Goal: Your task is to transcribe the records exactly, skipping every image.

(Extracted data entries)
********
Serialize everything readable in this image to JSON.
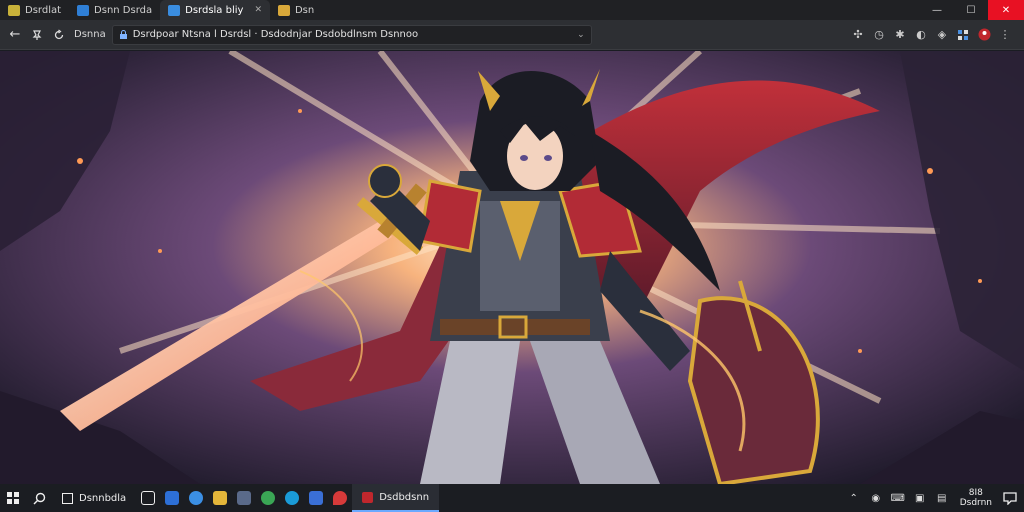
{
  "browser": {
    "tabs": [
      {
        "label": "Dsrdlat",
        "icon": "folder-icon",
        "color": "#c9b23a",
        "active": false
      },
      {
        "label": "Dsnn Dsrda",
        "icon": "cloud-icon",
        "color": "#2f7fd6",
        "active": false
      },
      {
        "label": "Dsrdsla bliy",
        "icon": "image-icon",
        "color": "#3a8de0",
        "active": true,
        "close": "✕"
      },
      {
        "label": "Dsn",
        "icon": "document-icon",
        "color": "#d9a83a",
        "active": false
      }
    ],
    "window_controls": {
      "minimize": "—",
      "maximize": "☐",
      "close": "✕"
    },
    "toolbar": {
      "back": "←",
      "extension_label": "Dsnna",
      "address": "Dsrdpoar Ntsna l Dsrdsl · Dsdodnjar Dsdobdlnsm Dsnnoo"
    }
  },
  "scene": {
    "description_colors": {
      "accent": "#d63a3a",
      "gold": "#d9a83a",
      "glow": "#ffd9b0"
    }
  },
  "taskbar": {
    "running_app_label": "Dsnnbdla",
    "active_app_label": "Dsdbdsnn",
    "clock_line1": "8I8",
    "clock_line2": "Dsdrnn"
  }
}
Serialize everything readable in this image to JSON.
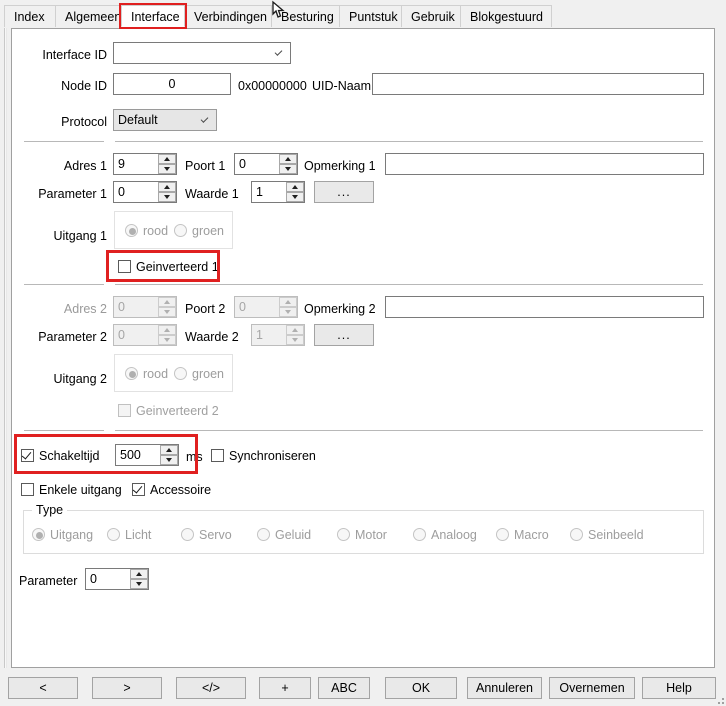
********
Expected answer:
Serialize everything readable in this image to JSON.
{
  "browser": {
    "tabs": [
      {
        "label": "Dsrdlat",
        "icon": "folder-icon",
        "color": "#c9b23a",
        "active": false
      },
      {
        "label": "Dsnn Dsrda",
        "icon": "cloud-icon",
        "color": "#2f7fd6",
        "active": false
      },
      {
        "label": "Dsrdsla bliy",
        "icon": "image-icon",
        "color": "#3a8de0",
        "active": true,
        "close": "✕"
      },
      {
        "label": "Dsn",
        "icon": "document-icon",
        "color": "#d9a83a",
        "active": false
      }
    ],
    "window_controls": {
      "minimize": "—",
      "maximize": "☐",
      "close": "✕"
    },
    "toolbar": {
      "back": "←",
      "extension_label": "Dsnna",
      "address": "Dsrdpoar Ntsna l Dsrdsl · Dsdodnjar Dsdobdlnsm Dsnnoo"
    }
  },
  "scene": {
    "description_colors": {
      "accent": "#d63a3a",
      "gold": "#d9a83a",
      "glow": "#ffd9b0"
    }
  },
  "taskbar": {
    "running_app_label": "Dsnnbdla",
    "active_app_label": "Dsdbdsnn",
    "clock_line1": "8I8",
    "clock_line2": "Dsdrnn"
  }
}
Serialize everything readable in this image to JSON.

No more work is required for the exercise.